Task instructions :: Using the records provided below, locate and copy each line that contains the word "text".

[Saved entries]
########

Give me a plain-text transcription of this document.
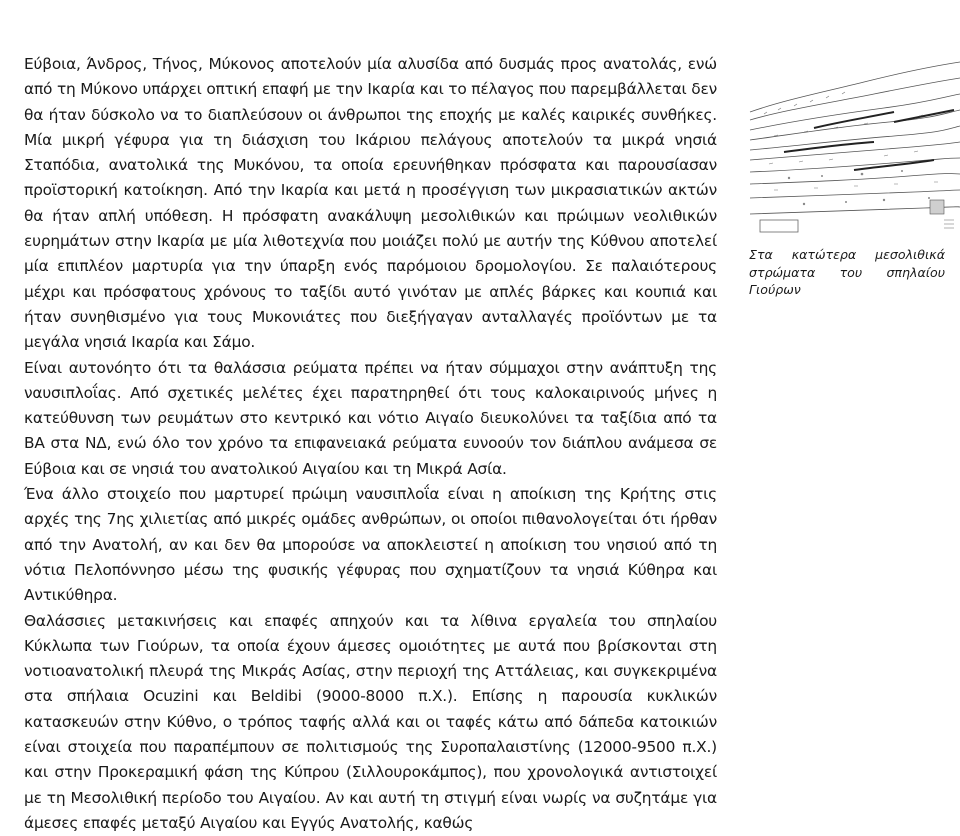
Εύβοια, Άνδρος, Τήνος, Μύκονος αποτελούν μία αλυσίδα από δυσμάς προς ανατολάς, ενώ από τη Μύκονο υπάρχει οπτική επαφή με την Ικαρία και το πέλαγος που παρεμβάλλεται δεν θα ήταν δύσκολο να το διαπλεύσουν οι άνθρωποι της εποχής με καλές καιρικές συνθήκες. Μία μικρή γέφυρα για τη διάσχιση του Ικάριου πελάγους αποτελούν τα μικρά νησιά Σταπόδια, ανατολικά της Μυκόνου, τα οποία ερευνήθηκαν πρόσφατα και παρουσίασαν προϊστορική κατοίκηση. Από την Ικαρία και μετά η προσέγγιση των μικρασιατικών ακτών θα ήταν απλή υπόθεση. Η πρόσφατη ανακάλυψη μεσολιθικών και πρώιμων νεολιθικών ευρημάτων στην Ικαρία με μία λιθοτεχνία που μοιάζει πολύ με αυτήν της Κύθνου αποτελεί μία επιπλέον μαρτυρία για την ύπαρξη ενός παρόμοιου δρομολογίου. Σε παλαιότερους μέχρι και πρόσφατους χρόνους το ταξίδι αυτό γινόταν με απλές βάρκες και κουπιά και ήταν συνηθισμένο για τους Μυκονιάτες που διεξήγαγαν ανταλλαγές προϊόντων με τα μεγάλα νησιά Ικαρία και Σάμο.

Είναι αυτονόητο ότι τα θαλάσσια ρεύματα πρέπει να ήταν σύμμαχοι στην ανάπτυξη της ναυσιπλοΐας. Από σχετικές μελέτες έχει παρατηρηθεί ότι τους καλοκαιρινούς μήνες η κατεύθυνση των ρευμάτων στο κεντρικό και νότιο Αιγαίο διευκολύνει τα ταξίδια από τα ΒΑ στα ΝΔ, ενώ όλο τον χρόνο τα επιφανειακά ρεύματα ευνοούν τον διάπλου ανάμεσα σε Εύβοια και σε νησιά του ανατολικού Αιγαίου και τη Μικρά Ασία.

Ένα άλλο στοιχείο που μαρτυρεί πρώιμη ναυσιπλοΐα είναι η αποίκιση της Κρήτης στις αρχές της 7ης χιλιετίας από μικρές ομάδες ανθρώπων, οι οποίοι πιθανολογείται ότι ήρθαν από την Ανατολή, αν και δεν θα μπορούσε να αποκλειστεί η αποίκιση του νησιού από τη νότια Πελοπόννησο μέσω της φυσικής γέφυρας που σχηματίζουν τα νησιά Κύθηρα και Αντικύθηρα.

Θαλάσσιες μετακινήσεις και επαφές απηχούν και τα λίθινα εργαλεία του σπηλαίου Κύκλωπα των Γιούρων, τα οποία έχουν άμεσες ομοιότητες με αυτά που βρίσκονται στη νοτιοανατολική πλευρά της Μικράς Ασίας, στην περιοχή της Αττάλειας, και συγκεκριμένα στα σπήλαια Ocuzini και Beldibi (9000-8000 π.Χ.). Επίσης η παρουσία κυκλικών κατασκευών στην Κύθνο, ο τρόπος ταφής αλλά και οι ταφές κάτω από δάπεδα κατοικιών είναι στοιχεία που παραπέμπουν σε πολιτισμούς της Συροπαλαιστίνης (12000-9500 π.Χ.) και στην Προκεραμική φάση της Κύπρου (Σιλλουροκάμπος), που χρονολογικά αντιστοιχεί με τη Μεσολιθική περίοδο του Αιγαίου. Αν και αυτή τη στιγμή είναι νωρίς να συζητάμε για άμεσες επαφές μεταξύ Αιγαίου και Εγγύς Ανατολής, καθώς

Στα κατώτερα μεσολιθικά στρώματα του σπηλαίου Γιούρων
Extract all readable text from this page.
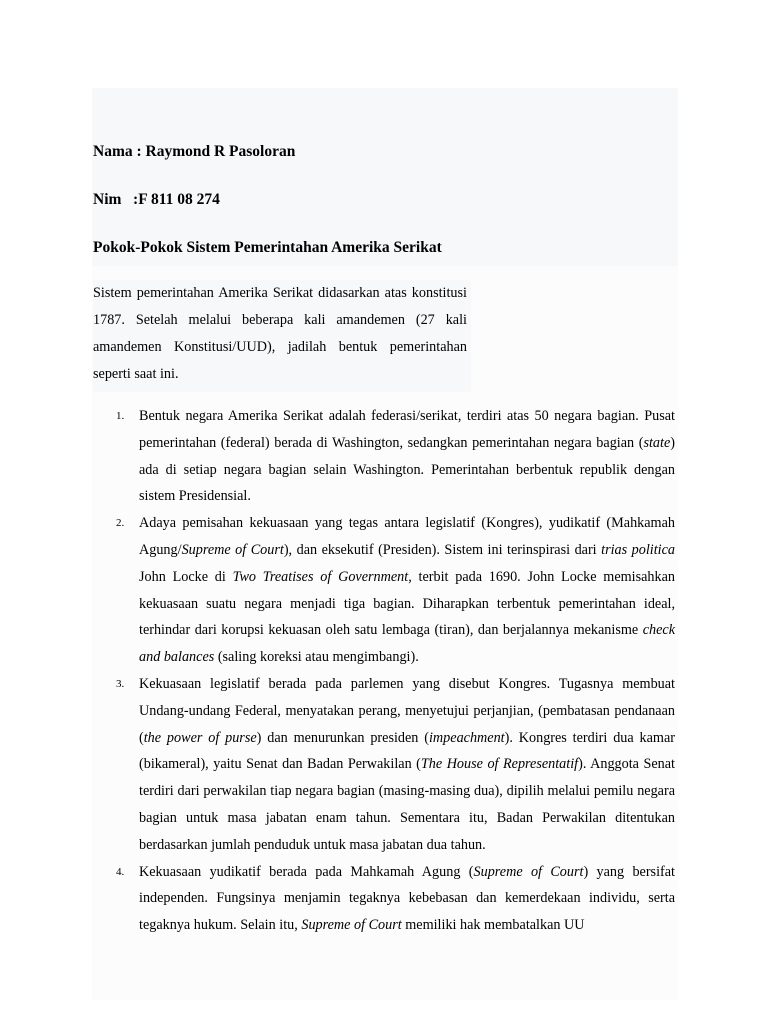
Nama : Raymond R Pasoloran
Nim   :F 811 08 274
Pokok-Pokok Sistem Pemerintahan Amerika Serikat
Sistem pemerintahan Amerika Serikat didasarkan atas konstitusi 1787. Setelah melalui beberapa kali amandemen (27 kali amandemen Konstitusi/UUD), jadilah bentuk pemerintahan seperti saat ini.
1. Bentuk negara Amerika Serikat adalah federasi/serikat, terdiri atas 50 negara bagian. Pusat pemerintahan (federal) berada di Washington, sedangkan pemerintahan negara bagian (state) ada di setiap negara bagian selain Washington. Pemerintahan berbentuk republik dengan sistem Presidensial.
2. Adaya pemisahan kekuasaan yang tegas antara legislatif (Kongres), yudikatif (Mahkamah Agung/Supreme of Court), dan eksekutif (Presiden). Sistem ini terinspirasi dari trias politica John Locke di Two Treatises of Government, terbit pada 1690. John Locke memisahkan kekuasaan suatu negara menjadi tiga bagian. Diharapkan terbentuk pemerintahan ideal, terhindar dari korupsi kekuasan oleh satu lembaga (tiran), dan berjalannya mekanisme check and balances (saling koreksi atau mengimbangi).
3. Kekuasaan legislatif berada pada parlemen yang disebut Kongres. Tugasnya membuat Undang-undang Federal, menyatakan perang, menyetujui perjanjian, (pembatasan pendanaan (the power of purse) dan menurunkan presiden (impeachment). Kongres terdiri dua kamar (bikameral), yaitu Senat dan Badan Perwakilan (The House of Representatif). Anggota Senat terdiri dari perwakilan tiap negara bagian (masing-masing dua), dipilih melalui pemilu negara bagian untuk masa jabatan enam tahun. Sementara itu, Badan Perwakilan ditentukan berdasarkan jumlah penduduk untuk masa jabatan dua tahun.
4. Kekuasaan yudikatif berada pada Mahkamah Agung (Supreme of Court) yang bersifat independen. Fungsinya menjamin tegaknya kebebasan dan kemerdekaan individu, serta tegaknya hukum. Selain itu, Supreme of Court memiliki hak membatalkan UU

########

Exercise answer ::
Give me a plain-text transcription of this document.
Extract all readable text from this page.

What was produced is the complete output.